=== SET EXERCISE ===
Find each line holding the word "label" and give the total alone.

[Data listing]
+++
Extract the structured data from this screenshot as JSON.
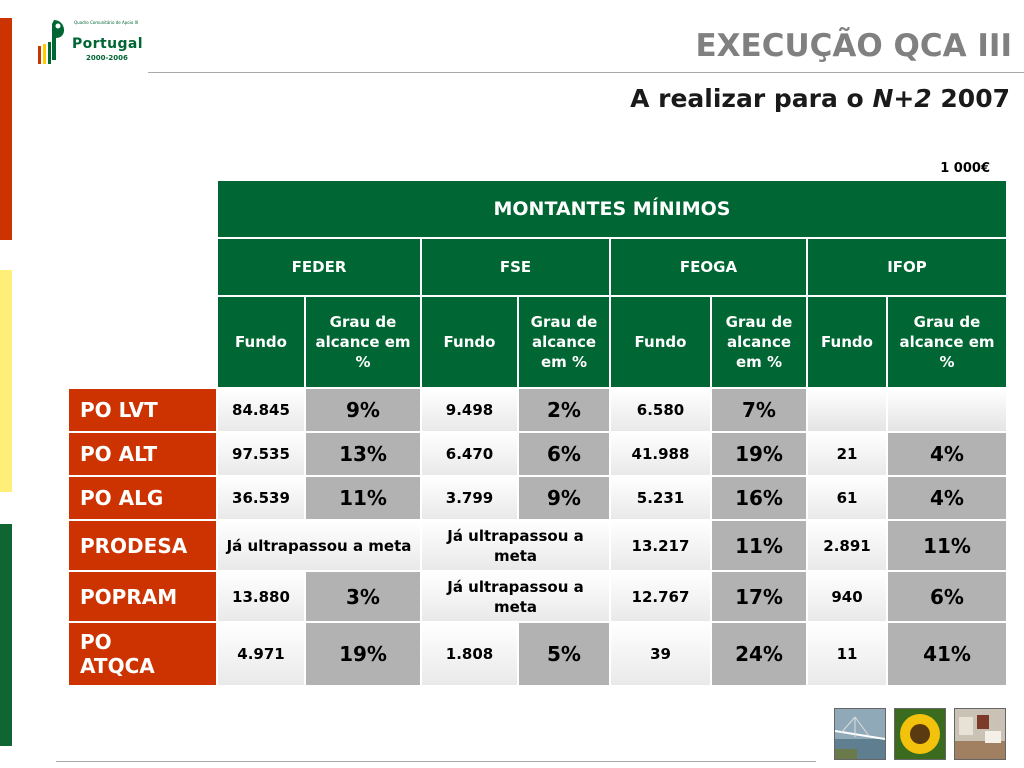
{
  "logo": {
    "small_text": "Quadro Comunitário de Apoio III",
    "word": "Portugal",
    "years": "2000-2006"
  },
  "header": {
    "title": "EXECUÇÃO QCA III",
    "subtitle_pre": "A realizar para o ",
    "subtitle_italic": "N+2",
    "subtitle_post": " 2007"
  },
  "unit": "1 000€",
  "table": {
    "title": "MONTANTES MÍNIMOS",
    "funds": [
      "FEDER",
      "FSE",
      "FEOGA",
      "IFOP"
    ],
    "sub": {
      "feder": [
        "Fundo",
        "Grau de alcance em %"
      ],
      "fse": [
        "Fundo",
        "Grau de alcance em %"
      ],
      "feoga": [
        "Fundo",
        "Grau de alcance em %"
      ],
      "ifop": [
        "Fundo",
        "Grau de alcance em %"
      ]
    },
    "rows": [
      {
        "label": "PO LVT",
        "feder_fundo": "84.845",
        "feder_grau": "9%",
        "fse_fundo": "9.498",
        "fse_grau": "2%",
        "feoga_fundo": "6.580",
        "feoga_grau": "7%",
        "ifop_fundo": "",
        "ifop_grau": ""
      },
      {
        "label": "PO ALT",
        "feder_fundo": "97.535",
        "feder_grau": "13%",
        "fse_fundo": "6.470",
        "fse_grau": "6%",
        "feoga_fundo": "41.988",
        "feoga_grau": "19%",
        "ifop_fundo": "21",
        "ifop_grau": "4%"
      },
      {
        "label": "PO ALG",
        "feder_fundo": "36.539",
        "feder_grau": "11%",
        "fse_fundo": "3.799",
        "fse_grau": "9%",
        "feoga_fundo": "5.231",
        "feoga_grau": "16%",
        "ifop_fundo": "61",
        "ifop_grau": "4%"
      },
      {
        "label": "PRODESA",
        "feder_merged": "Já ultrapassou a meta",
        "fse_merged": "Já ultrapassou a meta",
        "feoga_fundo": "13.217",
        "feoga_grau": "11%",
        "ifop_fundo": "2.891",
        "ifop_grau": "11%"
      },
      {
        "label": "POPRAM",
        "feder_fundo": "13.880",
        "feder_grau": "3%",
        "fse_merged": "Já ultrapassou a meta",
        "feoga_fundo": "12.767",
        "feoga_grau": "17%",
        "ifop_fundo": "940",
        "ifop_grau": "6%"
      },
      {
        "label": "PO ATQCA",
        "feder_fundo": "4.971",
        "feder_grau": "19%",
        "fse_fundo": "1.808",
        "fse_grau": "5%",
        "feoga_fundo": "39",
        "feoga_grau": "24%",
        "ifop_fundo": "11",
        "ifop_grau": "41%"
      }
    ]
  },
  "colors": {
    "header_green": "#006633",
    "row_red": "#cc3300",
    "pct_gray": "#b2b2b2",
    "bar_yellow": "#ffee77"
  },
  "photos": [
    "bridge-photo",
    "sunflower-photo",
    "factory-photo"
  ]
}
+++
=== SOLUTION BELOW ===
6